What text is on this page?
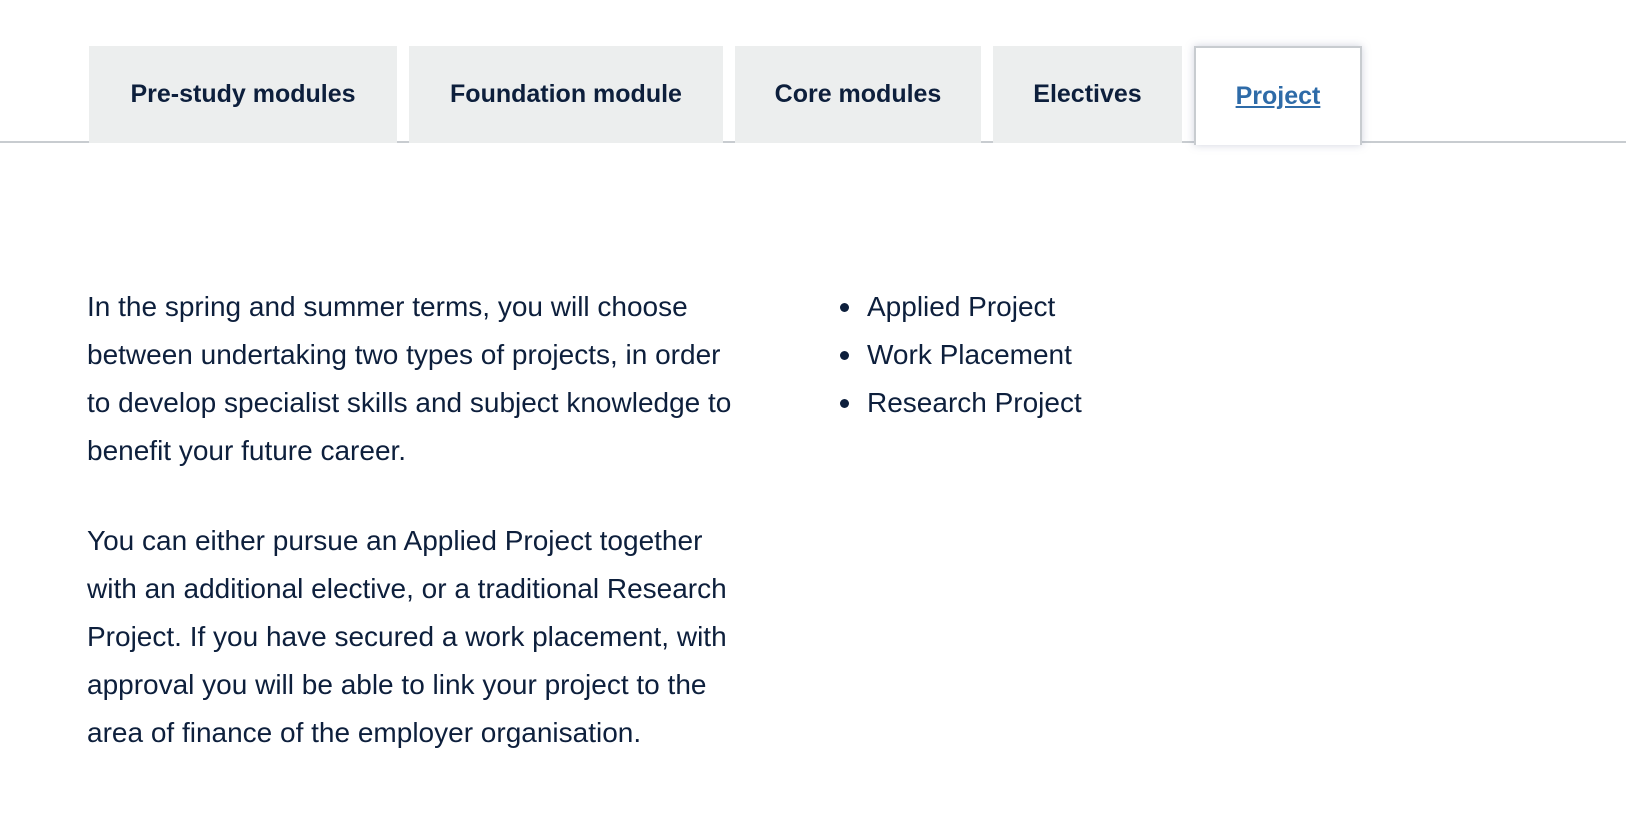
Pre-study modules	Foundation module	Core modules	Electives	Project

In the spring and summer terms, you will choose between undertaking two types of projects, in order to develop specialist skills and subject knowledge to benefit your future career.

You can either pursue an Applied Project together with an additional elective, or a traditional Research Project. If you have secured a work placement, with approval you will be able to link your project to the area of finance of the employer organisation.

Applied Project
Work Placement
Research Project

---

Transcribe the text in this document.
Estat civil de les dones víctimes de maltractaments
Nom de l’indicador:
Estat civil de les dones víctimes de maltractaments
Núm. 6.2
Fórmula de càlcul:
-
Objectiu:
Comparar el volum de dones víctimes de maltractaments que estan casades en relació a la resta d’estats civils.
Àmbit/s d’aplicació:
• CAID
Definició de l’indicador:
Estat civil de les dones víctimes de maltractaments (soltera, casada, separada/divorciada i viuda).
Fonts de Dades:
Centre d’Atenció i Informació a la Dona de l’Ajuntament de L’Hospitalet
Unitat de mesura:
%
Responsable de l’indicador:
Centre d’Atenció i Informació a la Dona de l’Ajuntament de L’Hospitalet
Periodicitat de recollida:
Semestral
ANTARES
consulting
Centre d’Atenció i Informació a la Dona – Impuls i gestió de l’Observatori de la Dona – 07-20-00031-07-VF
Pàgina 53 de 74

__Stated problem__.
Return each line among the entries that holds the word "maltractaments".

__Exercise response__.
Estat civil de les dones víctimes de maltractaments
Estat civil de les dones víctimes de maltractaments
Comparar el volum de dones víctimes de maltractaments que estan casades en relació a la resta d’estats civils.
Estat civil de les dones víctimes de maltractaments (soltera, casada, separada/divorciada i viuda).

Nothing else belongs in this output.